> EXERCISE DETAILS: Reply with the count of lines holding "swap", nothing more.

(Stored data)
========================
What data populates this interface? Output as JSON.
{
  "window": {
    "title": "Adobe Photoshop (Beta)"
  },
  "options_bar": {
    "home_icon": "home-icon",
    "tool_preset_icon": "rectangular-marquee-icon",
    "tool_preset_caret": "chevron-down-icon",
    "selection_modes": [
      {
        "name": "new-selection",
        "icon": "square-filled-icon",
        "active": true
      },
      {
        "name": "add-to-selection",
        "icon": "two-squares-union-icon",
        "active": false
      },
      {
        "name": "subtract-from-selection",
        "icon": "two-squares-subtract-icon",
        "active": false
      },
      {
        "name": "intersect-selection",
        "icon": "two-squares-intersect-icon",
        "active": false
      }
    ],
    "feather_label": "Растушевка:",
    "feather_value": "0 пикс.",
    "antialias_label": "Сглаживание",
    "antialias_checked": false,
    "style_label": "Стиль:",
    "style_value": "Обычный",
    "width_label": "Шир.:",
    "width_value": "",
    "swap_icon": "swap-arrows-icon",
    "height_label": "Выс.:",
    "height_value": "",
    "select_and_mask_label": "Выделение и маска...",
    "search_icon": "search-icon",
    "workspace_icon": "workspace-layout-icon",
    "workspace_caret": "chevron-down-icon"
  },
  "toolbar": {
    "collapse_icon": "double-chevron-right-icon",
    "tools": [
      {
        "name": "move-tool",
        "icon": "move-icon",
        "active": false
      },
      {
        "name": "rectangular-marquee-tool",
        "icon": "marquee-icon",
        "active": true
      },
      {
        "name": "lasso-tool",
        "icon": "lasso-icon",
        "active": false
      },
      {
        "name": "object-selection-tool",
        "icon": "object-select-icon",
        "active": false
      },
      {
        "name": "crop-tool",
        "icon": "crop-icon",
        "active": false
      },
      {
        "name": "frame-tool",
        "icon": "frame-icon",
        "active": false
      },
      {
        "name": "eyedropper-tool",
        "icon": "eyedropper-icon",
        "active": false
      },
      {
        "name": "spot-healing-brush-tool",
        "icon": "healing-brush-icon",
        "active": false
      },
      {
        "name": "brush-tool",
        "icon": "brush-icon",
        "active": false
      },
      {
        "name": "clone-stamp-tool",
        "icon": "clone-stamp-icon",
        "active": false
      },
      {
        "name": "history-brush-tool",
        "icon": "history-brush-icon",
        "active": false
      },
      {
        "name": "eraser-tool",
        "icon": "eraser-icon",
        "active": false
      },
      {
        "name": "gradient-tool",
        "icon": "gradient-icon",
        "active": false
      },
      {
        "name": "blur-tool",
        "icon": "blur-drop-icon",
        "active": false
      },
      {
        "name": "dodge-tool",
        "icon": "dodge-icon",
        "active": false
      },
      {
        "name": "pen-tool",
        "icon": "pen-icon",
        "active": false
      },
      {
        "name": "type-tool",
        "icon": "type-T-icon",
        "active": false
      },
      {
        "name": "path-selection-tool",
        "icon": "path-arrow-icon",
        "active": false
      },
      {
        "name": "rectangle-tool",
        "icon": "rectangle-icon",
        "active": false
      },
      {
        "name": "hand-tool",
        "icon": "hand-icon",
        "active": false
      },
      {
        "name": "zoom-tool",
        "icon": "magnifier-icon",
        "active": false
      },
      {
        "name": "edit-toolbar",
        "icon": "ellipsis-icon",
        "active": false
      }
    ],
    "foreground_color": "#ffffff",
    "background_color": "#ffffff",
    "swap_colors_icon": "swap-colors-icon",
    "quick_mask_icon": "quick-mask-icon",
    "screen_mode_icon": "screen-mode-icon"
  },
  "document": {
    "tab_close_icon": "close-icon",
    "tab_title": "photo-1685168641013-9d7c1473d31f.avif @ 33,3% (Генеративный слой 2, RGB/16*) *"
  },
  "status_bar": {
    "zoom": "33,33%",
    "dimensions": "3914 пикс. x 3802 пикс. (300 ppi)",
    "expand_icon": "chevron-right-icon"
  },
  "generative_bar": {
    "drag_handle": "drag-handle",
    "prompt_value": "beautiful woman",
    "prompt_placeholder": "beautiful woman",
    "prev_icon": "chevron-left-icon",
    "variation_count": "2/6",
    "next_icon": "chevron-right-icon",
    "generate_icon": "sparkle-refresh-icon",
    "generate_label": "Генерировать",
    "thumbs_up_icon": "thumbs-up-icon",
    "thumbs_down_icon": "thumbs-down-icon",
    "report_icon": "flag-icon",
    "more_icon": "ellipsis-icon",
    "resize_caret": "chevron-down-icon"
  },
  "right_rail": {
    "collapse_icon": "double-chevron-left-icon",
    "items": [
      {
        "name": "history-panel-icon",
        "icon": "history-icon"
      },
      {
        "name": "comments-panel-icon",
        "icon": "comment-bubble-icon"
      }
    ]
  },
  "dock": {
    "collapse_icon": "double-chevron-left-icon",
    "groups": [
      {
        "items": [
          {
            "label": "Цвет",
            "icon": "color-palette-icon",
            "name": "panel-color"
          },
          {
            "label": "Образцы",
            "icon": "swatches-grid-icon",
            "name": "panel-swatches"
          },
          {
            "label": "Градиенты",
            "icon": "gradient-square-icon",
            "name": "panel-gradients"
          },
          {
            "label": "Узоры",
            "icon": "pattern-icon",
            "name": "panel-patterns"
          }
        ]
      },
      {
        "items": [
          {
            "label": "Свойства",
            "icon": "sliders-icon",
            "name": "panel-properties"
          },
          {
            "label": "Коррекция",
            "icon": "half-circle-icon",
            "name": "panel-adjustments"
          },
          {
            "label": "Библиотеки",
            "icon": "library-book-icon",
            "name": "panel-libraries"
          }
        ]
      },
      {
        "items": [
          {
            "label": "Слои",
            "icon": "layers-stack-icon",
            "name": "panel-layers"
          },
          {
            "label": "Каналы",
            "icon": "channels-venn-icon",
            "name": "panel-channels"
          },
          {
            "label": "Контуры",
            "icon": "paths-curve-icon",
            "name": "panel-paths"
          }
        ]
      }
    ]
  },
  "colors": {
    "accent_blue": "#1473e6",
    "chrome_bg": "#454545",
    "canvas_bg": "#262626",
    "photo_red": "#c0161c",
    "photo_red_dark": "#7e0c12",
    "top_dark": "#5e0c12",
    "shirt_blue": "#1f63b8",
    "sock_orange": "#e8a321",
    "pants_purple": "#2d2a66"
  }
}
========================
> COMPLETE RESPONSE: 2